§ **Segmento di testo**
Cassazione Penale, Sez. 4, 27 giugno 2019, n. 28100 - Responsabilità del direttore dei lavori e CSE per infortunio del lavoratore autonomo caduto dalla scala


 

Presidente: CIAMPI FRANCESCO MARIA Relatore: DI SALVO EMANUELE Data Udienza: 21/03/2019

 

Fatto

 


1. G.J.A. ricorre per cassazione avverso la sentenza in epigrafe indicata, con la quale è stata confermata la pronuncia di condanna emessa in primo grado, in ordine al reato di cui all'art. 589 cod. pen. perché, in qualità di direttore dei lavori e di coordinatore per la sicurezza in fase di esecuzione, non svolgendo le opportune azioni di coordinamento e controllo per la corretta applicazione, da parte del lavoratore autonomo N.F., del piano di sicurezza e di coordinamento e per il corretto utilizzo della scala presente sul cantiere, il G.J.A. poneva in essere un antecedente causale necessario dell'infortunio occorso al N.F., il quale utilizzava la predetta scala che, essendo priva dei piedini in gomma, scivolava, provocando la caduta del lavoratore da un'altezza di metri sei circa. In Roma il 15 gennaio 2007.

§ **Consegna A**
Copia dalla sentenza il passo compreso tra "1. G.J.A. ricorre" e "15 gennaio 2007.", estremi inclusi.
§ **Consegna B**
Riassumi la sentenza in due frasi.
I dati provengono da una fonte diversa dalla sentenza.

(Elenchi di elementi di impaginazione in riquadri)
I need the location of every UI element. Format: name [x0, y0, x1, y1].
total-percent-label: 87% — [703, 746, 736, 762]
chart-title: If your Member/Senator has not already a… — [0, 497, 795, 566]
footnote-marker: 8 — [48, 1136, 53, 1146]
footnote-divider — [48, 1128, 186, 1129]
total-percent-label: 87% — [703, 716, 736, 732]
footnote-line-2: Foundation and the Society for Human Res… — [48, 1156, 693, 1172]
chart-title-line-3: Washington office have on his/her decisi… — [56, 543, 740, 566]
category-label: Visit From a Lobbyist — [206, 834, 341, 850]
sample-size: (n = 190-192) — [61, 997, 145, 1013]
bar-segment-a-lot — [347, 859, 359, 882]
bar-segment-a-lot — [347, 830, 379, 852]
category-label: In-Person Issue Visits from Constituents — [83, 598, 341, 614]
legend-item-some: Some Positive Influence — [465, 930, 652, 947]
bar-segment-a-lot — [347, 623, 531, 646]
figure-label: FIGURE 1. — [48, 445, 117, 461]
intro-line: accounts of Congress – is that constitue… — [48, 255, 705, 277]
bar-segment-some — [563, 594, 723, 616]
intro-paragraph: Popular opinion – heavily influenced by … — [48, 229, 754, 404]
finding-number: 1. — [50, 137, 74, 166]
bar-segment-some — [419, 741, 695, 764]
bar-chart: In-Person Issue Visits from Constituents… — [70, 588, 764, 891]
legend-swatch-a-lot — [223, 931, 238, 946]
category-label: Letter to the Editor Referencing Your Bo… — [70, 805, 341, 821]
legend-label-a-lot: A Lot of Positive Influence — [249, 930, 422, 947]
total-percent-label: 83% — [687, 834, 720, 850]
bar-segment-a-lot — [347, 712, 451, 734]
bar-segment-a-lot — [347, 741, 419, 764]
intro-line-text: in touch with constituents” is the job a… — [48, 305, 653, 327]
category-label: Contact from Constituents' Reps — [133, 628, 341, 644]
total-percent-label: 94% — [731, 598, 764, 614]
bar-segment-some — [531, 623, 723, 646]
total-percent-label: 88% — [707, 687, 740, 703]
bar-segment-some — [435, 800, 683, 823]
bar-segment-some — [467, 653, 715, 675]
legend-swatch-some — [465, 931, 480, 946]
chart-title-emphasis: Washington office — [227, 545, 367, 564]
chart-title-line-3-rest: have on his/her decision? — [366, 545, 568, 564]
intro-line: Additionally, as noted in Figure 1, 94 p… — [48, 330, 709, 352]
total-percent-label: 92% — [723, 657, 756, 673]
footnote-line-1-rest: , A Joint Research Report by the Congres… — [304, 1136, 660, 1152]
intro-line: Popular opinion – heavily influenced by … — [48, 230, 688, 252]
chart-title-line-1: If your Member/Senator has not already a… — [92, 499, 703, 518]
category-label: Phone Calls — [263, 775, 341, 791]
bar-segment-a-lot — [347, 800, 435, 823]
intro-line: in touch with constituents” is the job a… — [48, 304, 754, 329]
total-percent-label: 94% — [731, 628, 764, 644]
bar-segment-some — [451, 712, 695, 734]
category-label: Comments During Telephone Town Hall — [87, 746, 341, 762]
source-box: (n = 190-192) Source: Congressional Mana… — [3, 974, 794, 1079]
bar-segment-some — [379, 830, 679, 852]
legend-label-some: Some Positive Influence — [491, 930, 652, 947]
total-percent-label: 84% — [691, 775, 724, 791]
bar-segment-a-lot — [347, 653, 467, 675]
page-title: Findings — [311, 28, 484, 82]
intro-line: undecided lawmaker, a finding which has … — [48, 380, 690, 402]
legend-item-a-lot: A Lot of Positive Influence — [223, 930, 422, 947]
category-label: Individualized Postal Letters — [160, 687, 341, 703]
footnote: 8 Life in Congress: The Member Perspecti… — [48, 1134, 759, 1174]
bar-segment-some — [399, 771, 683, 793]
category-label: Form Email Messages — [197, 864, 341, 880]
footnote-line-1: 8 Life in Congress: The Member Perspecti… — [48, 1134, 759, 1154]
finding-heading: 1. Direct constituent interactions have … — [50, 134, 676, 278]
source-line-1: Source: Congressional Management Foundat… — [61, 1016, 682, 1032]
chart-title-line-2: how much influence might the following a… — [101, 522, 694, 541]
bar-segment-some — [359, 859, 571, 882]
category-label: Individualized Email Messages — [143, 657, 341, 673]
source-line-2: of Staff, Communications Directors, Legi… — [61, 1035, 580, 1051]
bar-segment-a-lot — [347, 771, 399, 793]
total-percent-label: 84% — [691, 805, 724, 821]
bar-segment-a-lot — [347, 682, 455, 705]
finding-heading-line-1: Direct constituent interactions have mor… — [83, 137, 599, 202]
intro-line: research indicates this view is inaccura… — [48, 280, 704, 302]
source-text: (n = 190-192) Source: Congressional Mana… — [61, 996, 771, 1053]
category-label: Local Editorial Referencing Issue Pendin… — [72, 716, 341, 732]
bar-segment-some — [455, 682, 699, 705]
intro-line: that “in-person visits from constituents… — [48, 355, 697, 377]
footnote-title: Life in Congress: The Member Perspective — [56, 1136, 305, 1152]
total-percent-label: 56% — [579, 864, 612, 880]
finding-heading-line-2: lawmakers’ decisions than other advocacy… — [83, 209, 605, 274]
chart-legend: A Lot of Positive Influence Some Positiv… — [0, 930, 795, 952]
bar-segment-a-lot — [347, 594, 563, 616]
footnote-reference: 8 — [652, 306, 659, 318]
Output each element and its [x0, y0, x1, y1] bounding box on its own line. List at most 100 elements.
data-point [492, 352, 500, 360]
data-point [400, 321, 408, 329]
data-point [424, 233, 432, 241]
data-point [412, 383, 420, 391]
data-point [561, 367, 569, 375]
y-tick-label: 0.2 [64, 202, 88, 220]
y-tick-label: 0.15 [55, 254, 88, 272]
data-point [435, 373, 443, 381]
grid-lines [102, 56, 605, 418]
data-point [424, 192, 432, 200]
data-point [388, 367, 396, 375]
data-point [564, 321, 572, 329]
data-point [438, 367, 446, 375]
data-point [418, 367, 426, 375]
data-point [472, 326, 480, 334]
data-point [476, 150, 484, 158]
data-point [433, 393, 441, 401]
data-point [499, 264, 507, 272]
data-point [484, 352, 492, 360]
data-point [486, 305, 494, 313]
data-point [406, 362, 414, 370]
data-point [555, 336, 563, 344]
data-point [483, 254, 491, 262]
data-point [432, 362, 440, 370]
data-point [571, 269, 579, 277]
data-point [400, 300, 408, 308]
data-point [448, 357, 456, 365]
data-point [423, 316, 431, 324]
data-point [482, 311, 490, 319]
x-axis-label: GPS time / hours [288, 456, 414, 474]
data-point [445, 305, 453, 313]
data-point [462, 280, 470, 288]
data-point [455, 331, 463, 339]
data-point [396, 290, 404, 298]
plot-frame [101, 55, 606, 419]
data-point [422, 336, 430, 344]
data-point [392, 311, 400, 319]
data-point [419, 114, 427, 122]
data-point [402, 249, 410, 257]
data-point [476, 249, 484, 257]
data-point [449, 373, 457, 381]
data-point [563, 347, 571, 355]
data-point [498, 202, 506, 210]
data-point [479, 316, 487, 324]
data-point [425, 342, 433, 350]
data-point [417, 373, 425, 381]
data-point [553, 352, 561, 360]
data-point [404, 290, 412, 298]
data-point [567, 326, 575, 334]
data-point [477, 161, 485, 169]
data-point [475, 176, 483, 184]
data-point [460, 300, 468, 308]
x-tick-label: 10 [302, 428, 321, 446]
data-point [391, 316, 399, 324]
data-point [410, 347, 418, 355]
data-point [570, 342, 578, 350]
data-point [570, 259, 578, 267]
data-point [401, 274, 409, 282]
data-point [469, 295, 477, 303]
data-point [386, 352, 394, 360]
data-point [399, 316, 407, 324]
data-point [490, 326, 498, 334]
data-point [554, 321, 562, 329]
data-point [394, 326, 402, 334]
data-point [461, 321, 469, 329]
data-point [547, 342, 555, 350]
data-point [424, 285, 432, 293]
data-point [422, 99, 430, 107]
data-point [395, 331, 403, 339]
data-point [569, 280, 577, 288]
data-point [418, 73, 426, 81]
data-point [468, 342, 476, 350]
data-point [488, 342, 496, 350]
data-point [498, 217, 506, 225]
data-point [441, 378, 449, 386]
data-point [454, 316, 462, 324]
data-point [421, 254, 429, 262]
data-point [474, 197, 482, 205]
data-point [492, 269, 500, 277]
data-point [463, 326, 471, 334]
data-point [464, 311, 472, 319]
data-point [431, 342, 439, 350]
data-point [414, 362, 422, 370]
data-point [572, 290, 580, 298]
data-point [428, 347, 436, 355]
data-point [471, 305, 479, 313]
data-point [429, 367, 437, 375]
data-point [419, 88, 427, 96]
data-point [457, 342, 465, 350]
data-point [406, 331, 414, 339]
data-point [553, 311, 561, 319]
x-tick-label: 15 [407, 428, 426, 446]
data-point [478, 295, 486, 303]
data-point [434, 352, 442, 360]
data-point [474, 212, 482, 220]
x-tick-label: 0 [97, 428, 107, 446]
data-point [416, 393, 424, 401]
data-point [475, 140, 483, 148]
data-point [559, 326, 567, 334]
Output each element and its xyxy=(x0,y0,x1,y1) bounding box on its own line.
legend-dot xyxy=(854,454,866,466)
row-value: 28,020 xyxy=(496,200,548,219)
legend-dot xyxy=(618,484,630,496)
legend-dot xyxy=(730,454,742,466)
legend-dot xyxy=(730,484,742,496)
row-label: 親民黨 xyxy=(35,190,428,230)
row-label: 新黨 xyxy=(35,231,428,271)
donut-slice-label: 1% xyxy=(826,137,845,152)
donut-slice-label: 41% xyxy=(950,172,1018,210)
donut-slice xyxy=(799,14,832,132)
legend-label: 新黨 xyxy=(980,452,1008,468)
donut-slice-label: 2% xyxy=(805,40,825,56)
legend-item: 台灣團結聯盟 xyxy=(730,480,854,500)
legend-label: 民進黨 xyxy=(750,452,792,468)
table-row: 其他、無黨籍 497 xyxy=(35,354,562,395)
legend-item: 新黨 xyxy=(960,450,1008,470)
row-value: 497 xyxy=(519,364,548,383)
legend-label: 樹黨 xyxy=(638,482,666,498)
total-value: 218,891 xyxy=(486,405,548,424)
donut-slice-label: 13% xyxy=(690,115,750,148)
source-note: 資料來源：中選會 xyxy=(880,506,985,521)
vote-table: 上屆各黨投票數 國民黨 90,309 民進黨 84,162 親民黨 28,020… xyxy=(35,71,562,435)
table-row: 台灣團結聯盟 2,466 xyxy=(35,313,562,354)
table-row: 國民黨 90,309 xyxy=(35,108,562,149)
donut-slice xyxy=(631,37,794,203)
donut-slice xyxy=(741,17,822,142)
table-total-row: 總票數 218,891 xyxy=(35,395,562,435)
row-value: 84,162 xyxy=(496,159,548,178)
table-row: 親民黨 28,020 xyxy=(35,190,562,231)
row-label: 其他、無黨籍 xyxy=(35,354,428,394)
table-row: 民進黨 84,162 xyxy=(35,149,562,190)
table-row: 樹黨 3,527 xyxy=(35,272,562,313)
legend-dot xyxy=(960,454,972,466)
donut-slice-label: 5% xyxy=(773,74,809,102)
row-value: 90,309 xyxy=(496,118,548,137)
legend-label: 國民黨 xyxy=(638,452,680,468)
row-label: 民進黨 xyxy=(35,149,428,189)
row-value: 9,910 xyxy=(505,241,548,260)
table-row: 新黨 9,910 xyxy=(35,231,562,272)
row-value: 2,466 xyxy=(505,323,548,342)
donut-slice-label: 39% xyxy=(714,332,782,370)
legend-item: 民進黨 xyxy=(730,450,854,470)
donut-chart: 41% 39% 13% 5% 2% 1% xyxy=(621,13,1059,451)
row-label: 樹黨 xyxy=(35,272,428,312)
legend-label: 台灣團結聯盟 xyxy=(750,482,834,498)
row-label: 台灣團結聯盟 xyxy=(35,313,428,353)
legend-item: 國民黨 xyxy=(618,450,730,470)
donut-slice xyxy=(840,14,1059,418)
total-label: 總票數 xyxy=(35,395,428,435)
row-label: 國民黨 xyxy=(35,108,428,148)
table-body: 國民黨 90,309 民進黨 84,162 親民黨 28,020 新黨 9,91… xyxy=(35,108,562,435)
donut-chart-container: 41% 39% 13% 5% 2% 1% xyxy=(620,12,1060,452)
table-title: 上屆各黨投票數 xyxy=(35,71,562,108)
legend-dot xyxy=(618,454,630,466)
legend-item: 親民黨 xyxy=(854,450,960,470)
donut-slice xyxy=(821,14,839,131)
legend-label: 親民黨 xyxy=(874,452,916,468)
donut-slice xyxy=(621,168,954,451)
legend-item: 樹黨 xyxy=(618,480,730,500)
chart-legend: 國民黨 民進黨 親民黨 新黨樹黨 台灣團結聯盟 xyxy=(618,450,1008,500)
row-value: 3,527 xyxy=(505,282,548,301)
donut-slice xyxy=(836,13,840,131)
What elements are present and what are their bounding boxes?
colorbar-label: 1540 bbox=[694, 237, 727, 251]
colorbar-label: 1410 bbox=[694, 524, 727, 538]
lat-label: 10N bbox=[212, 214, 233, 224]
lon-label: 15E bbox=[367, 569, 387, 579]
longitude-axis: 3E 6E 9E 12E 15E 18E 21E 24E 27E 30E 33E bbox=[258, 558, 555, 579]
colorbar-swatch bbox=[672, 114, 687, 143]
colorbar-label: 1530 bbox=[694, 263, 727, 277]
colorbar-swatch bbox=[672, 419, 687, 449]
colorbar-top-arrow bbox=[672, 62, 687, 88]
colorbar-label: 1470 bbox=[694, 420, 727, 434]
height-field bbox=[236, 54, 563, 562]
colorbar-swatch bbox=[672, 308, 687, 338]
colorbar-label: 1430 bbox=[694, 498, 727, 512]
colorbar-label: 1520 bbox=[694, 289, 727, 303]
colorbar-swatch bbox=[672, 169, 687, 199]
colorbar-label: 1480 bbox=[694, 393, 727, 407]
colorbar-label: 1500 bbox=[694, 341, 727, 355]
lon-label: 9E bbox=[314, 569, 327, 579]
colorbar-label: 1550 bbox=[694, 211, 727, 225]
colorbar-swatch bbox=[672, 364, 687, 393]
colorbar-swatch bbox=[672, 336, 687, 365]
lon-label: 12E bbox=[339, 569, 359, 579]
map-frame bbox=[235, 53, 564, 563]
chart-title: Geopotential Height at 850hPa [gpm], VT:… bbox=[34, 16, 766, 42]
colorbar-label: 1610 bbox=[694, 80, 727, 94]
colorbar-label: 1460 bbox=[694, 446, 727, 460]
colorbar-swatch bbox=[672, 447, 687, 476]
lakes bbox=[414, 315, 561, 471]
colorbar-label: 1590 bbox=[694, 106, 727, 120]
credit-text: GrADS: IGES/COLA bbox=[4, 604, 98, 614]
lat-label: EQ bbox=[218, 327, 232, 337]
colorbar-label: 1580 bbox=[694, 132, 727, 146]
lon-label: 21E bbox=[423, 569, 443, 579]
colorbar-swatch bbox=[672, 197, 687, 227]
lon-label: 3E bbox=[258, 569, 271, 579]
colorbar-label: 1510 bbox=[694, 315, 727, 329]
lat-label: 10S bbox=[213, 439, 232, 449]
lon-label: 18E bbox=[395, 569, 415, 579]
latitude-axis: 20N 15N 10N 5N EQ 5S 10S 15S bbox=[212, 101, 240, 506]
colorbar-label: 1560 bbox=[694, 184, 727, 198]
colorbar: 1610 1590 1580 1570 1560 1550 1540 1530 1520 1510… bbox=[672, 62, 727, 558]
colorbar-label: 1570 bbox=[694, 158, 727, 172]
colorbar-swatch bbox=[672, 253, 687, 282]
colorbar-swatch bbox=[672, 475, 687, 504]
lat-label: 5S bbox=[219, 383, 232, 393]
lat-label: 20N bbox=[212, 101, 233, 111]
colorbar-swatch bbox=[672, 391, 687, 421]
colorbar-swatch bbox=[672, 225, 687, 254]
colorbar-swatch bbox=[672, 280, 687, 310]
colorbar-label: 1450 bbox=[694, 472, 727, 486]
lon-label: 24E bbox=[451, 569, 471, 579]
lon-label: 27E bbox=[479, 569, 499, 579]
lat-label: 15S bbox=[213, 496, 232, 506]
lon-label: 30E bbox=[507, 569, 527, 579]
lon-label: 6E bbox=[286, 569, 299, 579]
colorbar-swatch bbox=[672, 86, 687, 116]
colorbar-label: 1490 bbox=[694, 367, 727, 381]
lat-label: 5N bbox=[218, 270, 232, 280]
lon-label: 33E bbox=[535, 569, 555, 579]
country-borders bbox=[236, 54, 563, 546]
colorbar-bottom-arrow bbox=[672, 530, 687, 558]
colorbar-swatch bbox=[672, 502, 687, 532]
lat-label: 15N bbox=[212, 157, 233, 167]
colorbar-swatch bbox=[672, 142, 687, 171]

§ **Risposta finale A**
1. G.J.A. ricorre per cassazione avverso la sentenza in epigrafe indicata, con la quale è stata confermata la pronuncia di condanna emessa in primo grado, in ordine al reato di cui all'art. 589 cod. pen. perché, in qualità di direttore dei lavori e di coordinatore per la sicurezza in fase di esecuzione, non svolgendo le opportune azioni di coordinamento e controllo per la corretta applicazione, da parte del lavoratore autonomo N.F., del piano di sicurezza e di coordinamento e per il corretto utilizzo della scala presente sul cantiere, il G.J.A. poneva in essere un antecedente causale necessario dell'infortunio occorso al N.F., il quale utilizzava la predetta scala che, essendo priva dei piedini in gomma, scivolava, provocando la caduta del lavoratore da un'altezza di metri sei circa. In Roma il 15 gennaio 2007.

§ **Risposta finale B**
Con la sentenza n. 28100 del 27 giugno 2019, la Quarta Sezione Penale della Cassazione tratta il ricorso di G.J.A. contro la pronuncia che aveva confermato la sua condanna di primo grado per il reato previsto dall'art. 589 cod. pen. In qualità di direttore dei lavori e di coordinatore per la sicurezza in fase di esecuzione, G.J.A. non aveva svolto le opportune azioni di coordinamento e controllo sul lavoratore autonomo N.F., che a Roma il 15 gennaio 2007 cadde da circa sei metri perché la scala del cantiere, priva dei piedini in gomma, scivolò.